(Data records)

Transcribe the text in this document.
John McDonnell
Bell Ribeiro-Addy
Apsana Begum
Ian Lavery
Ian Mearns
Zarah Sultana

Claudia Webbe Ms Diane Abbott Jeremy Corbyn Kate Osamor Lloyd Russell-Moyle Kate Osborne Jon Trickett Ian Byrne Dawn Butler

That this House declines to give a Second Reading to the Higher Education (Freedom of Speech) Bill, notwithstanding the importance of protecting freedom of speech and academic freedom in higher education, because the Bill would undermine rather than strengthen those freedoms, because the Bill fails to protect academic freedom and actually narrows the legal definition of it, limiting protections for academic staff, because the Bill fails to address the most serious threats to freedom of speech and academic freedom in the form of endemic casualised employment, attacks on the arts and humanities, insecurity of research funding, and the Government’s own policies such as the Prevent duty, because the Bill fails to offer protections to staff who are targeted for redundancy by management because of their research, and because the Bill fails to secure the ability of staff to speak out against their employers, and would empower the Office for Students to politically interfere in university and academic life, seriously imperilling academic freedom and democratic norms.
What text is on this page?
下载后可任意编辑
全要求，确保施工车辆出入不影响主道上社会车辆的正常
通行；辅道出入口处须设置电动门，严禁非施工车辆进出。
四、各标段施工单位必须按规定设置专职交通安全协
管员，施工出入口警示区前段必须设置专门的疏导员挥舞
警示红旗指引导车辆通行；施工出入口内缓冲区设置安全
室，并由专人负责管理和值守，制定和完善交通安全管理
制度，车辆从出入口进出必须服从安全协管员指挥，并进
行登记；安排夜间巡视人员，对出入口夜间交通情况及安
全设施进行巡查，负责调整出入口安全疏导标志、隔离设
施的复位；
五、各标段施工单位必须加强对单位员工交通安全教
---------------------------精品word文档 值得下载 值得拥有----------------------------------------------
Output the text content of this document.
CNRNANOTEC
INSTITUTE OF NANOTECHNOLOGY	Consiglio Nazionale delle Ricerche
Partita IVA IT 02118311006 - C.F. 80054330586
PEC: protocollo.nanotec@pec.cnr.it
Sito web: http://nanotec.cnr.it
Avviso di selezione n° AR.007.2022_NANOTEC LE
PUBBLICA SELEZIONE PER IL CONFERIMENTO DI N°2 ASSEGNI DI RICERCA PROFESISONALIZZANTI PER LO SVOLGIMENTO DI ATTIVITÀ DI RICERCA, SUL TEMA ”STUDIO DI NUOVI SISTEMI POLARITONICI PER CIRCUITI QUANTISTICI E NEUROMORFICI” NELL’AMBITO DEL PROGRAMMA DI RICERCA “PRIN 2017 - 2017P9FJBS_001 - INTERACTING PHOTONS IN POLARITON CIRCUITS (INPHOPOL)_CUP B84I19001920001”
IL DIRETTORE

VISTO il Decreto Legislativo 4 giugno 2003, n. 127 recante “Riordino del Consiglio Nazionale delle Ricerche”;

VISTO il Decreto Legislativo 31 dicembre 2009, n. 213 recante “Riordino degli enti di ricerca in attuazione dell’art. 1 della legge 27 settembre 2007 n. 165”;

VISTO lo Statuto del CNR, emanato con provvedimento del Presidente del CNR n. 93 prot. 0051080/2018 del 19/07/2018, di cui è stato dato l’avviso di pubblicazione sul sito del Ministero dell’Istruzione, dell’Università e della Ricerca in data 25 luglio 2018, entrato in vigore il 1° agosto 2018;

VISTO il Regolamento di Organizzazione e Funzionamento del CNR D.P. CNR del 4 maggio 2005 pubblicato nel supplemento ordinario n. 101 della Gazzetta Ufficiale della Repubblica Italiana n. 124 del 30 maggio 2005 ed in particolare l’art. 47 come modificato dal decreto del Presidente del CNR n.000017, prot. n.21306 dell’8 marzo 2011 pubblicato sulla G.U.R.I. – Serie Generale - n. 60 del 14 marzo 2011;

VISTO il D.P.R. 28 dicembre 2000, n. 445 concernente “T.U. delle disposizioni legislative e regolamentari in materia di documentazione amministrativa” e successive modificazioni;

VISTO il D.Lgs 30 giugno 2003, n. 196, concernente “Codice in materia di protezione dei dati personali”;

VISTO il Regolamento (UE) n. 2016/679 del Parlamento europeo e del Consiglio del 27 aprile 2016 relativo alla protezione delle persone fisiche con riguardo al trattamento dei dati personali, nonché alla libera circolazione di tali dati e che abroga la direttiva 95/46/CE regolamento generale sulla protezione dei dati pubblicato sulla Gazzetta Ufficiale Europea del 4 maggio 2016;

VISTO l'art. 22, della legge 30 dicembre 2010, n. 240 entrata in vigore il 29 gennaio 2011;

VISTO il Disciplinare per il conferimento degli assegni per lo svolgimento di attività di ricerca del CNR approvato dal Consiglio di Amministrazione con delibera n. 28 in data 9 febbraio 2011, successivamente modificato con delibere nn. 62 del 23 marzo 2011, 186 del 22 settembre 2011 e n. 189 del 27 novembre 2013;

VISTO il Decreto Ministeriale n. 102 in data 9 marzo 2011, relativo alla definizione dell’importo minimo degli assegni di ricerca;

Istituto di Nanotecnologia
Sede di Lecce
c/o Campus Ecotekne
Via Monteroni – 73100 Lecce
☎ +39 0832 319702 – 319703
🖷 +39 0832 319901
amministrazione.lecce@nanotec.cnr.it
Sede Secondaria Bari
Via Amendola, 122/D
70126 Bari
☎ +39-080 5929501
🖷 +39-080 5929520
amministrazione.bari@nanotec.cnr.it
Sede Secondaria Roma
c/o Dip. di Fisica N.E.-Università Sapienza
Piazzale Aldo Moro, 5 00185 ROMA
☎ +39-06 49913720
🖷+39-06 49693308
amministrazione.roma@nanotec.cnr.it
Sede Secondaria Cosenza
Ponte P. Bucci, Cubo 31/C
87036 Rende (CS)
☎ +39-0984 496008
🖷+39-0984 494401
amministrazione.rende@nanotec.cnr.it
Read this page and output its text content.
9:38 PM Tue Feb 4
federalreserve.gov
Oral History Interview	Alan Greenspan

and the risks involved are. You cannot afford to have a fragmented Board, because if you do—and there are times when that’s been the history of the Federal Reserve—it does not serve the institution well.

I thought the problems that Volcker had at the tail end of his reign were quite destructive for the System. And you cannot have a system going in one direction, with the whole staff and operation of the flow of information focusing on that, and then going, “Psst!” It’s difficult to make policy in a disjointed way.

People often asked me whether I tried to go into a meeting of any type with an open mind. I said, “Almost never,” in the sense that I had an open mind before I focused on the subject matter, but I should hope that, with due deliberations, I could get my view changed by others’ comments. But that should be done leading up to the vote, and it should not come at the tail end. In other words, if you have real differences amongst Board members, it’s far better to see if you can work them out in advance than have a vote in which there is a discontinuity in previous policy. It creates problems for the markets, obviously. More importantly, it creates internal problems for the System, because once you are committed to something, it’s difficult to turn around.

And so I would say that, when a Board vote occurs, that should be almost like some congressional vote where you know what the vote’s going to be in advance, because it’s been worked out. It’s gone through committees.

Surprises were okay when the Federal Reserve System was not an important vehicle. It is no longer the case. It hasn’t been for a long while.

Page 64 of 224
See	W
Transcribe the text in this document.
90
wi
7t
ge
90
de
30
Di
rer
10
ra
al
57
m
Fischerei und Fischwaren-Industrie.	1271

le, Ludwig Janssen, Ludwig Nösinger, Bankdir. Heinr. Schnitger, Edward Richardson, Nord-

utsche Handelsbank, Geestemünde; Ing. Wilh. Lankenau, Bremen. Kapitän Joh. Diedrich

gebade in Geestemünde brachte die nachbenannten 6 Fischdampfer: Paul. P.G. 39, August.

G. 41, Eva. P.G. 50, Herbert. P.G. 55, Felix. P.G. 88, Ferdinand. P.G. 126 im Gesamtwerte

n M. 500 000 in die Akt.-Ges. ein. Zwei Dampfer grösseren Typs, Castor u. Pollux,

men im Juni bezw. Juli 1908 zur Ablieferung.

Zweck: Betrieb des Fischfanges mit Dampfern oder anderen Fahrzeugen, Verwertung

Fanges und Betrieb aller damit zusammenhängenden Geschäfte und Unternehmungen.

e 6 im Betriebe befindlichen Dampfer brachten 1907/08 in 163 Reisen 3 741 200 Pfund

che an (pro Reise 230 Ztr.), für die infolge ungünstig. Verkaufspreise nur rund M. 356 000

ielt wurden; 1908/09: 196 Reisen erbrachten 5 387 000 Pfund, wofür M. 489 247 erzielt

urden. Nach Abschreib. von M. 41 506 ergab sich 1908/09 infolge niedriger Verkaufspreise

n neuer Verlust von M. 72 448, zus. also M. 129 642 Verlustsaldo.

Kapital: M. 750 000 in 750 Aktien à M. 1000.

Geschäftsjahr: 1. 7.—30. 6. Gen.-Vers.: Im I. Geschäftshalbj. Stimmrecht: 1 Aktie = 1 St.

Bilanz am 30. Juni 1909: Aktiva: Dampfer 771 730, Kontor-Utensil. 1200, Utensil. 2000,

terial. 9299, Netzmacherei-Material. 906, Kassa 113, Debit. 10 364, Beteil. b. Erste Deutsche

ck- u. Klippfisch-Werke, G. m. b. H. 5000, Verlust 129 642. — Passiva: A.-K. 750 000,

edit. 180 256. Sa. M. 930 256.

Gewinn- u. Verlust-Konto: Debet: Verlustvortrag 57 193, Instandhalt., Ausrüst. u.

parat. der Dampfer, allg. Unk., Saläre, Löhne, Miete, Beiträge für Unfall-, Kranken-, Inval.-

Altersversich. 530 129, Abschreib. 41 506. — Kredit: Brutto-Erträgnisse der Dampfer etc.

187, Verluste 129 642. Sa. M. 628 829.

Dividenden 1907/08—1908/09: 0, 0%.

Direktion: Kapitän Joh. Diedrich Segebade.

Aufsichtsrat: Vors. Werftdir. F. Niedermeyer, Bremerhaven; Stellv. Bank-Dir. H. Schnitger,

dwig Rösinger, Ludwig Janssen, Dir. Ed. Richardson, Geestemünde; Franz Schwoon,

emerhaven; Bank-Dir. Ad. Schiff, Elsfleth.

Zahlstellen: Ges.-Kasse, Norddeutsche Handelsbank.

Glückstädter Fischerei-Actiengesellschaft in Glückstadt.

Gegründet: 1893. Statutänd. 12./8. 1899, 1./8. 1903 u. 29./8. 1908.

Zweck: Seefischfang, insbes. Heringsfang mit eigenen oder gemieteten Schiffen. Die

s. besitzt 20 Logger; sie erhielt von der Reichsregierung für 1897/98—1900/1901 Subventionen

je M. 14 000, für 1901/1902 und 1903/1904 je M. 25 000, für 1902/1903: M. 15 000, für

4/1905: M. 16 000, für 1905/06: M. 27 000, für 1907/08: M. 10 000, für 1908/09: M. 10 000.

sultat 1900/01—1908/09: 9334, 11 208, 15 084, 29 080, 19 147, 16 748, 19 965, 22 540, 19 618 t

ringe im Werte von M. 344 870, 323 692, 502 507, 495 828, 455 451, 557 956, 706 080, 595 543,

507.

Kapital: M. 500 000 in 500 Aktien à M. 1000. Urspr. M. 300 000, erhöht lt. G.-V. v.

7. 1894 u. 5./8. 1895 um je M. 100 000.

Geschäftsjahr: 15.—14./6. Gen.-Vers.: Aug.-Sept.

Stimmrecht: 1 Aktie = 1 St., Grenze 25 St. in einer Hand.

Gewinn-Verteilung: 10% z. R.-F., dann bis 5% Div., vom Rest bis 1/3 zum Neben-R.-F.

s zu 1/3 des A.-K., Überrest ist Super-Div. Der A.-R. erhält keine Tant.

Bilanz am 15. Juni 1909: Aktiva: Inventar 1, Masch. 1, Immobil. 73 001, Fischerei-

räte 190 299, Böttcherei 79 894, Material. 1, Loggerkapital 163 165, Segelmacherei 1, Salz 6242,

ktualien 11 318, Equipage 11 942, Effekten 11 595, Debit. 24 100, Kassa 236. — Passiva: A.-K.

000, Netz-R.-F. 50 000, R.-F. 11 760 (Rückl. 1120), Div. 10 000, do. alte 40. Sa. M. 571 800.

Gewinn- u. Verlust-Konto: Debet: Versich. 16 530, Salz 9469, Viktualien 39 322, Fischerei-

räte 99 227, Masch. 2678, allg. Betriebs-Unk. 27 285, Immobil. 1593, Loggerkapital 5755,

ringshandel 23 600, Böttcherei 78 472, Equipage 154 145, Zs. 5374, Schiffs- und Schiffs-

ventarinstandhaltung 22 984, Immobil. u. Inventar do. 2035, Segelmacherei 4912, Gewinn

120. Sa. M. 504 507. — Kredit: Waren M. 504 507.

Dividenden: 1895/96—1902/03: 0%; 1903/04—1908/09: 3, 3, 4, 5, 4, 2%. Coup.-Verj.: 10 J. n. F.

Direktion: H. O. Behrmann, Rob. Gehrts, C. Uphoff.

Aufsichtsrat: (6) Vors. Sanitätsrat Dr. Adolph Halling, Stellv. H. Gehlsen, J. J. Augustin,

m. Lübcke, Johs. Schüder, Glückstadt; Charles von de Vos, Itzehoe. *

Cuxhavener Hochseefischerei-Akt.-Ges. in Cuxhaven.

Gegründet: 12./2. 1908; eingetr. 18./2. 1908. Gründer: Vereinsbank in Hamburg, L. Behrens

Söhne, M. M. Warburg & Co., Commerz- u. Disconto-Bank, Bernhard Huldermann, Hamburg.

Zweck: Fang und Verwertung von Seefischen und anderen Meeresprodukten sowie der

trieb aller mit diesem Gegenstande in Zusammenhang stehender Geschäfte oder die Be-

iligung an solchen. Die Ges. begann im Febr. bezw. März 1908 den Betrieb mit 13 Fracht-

WHAT THE EXERCISE ASKS
Copy every line of the listing that includes the string "Juni".

ANSWER TO THE EXERCISE
men im Juni bezw. Juli 1908 zur Ablieferung.
Bilanz am 30. Juni 1909: Aktiva: Dampfer 771 730, Kontor-Utensil. 1200, Utensil. 2000,
Bilanz am 15. Juni 1909: Aktiva: Inventar 1, Masch. 1, Immobil. 73 001, Fischerei-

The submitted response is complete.